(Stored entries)

● ● ● ● ●

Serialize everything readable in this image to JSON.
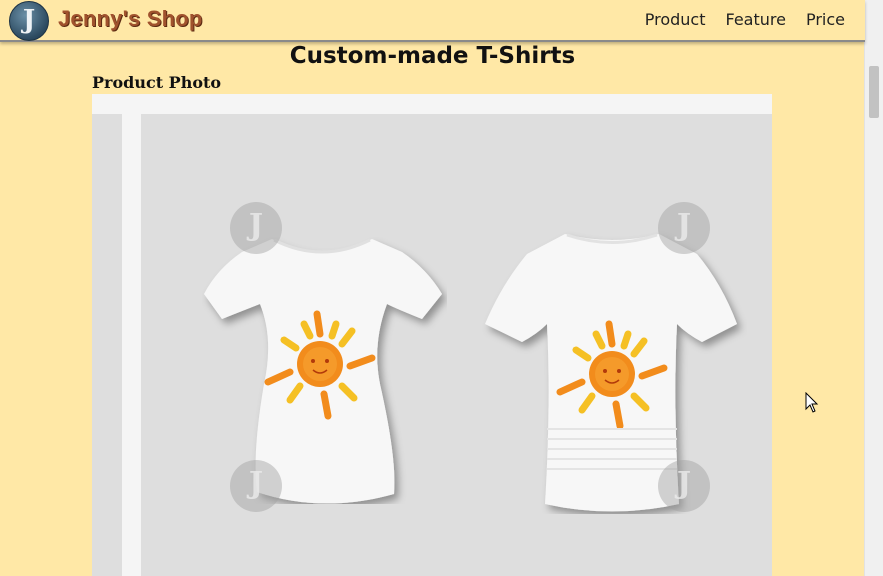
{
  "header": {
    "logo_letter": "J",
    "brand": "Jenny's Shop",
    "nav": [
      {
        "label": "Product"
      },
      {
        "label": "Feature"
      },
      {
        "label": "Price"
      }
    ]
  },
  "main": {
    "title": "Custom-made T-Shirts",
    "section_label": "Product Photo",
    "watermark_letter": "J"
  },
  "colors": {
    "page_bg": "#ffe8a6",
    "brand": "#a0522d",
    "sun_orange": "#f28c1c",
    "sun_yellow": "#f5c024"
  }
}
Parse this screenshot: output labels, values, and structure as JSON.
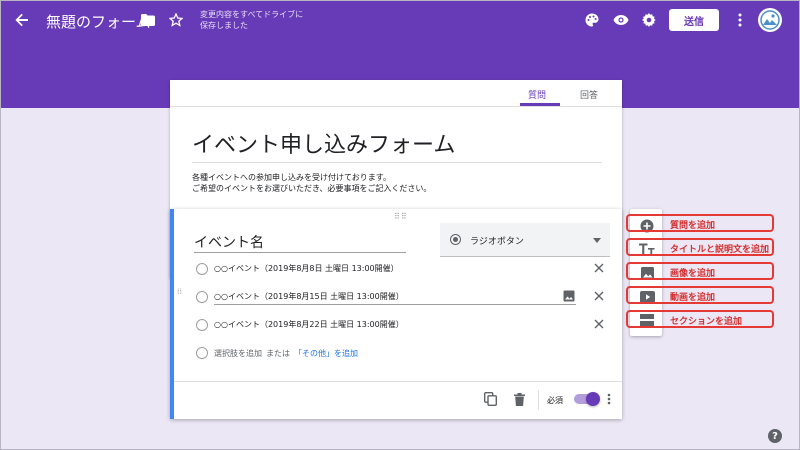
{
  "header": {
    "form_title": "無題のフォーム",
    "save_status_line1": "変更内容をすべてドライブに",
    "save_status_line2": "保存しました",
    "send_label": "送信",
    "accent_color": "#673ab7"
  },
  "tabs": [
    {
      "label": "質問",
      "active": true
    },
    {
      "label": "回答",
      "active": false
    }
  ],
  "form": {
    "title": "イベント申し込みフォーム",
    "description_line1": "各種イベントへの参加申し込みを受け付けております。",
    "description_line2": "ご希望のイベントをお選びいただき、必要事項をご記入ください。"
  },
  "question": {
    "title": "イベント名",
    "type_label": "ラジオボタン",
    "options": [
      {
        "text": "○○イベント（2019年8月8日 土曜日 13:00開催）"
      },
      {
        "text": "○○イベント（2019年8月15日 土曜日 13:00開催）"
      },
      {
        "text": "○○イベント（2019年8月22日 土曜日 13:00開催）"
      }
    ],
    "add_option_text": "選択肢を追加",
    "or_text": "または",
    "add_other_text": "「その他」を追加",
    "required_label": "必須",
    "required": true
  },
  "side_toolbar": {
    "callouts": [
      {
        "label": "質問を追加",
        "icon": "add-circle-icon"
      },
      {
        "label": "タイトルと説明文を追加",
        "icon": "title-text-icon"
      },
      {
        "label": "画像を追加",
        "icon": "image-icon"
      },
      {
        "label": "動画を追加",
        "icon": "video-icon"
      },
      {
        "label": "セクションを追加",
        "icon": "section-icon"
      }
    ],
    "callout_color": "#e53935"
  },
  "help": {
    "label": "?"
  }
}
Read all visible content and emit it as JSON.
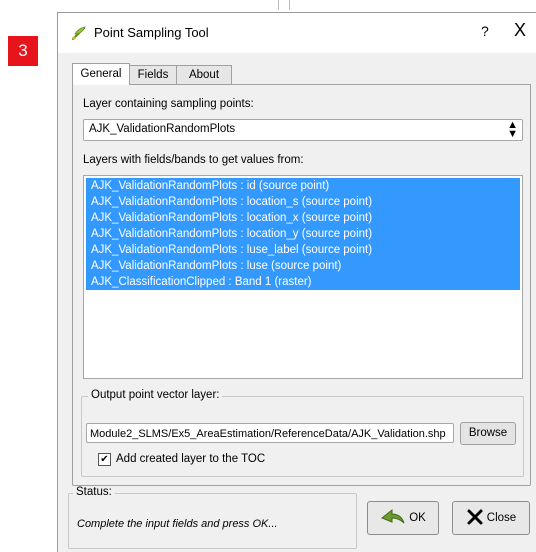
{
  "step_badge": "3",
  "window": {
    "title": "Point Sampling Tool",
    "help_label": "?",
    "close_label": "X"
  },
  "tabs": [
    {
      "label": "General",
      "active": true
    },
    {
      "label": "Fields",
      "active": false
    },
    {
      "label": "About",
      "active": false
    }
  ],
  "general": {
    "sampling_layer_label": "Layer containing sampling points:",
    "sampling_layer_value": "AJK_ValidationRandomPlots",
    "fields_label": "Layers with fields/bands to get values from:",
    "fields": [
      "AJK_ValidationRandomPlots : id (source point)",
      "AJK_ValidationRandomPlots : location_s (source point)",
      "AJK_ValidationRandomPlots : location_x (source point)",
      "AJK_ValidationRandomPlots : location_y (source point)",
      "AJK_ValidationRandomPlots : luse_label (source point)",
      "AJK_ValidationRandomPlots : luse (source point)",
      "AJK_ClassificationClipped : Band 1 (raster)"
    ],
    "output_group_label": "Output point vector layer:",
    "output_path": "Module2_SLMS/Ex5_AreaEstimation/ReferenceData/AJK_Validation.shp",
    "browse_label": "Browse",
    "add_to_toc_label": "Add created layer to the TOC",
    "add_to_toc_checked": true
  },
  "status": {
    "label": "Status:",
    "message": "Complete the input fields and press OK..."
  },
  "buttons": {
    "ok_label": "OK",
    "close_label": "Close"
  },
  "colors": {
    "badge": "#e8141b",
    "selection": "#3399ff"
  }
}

● ● ● ● ●

• **Aim**
Tally up the lines of the listing containing the word "true". Give only the total.

• **Result**
4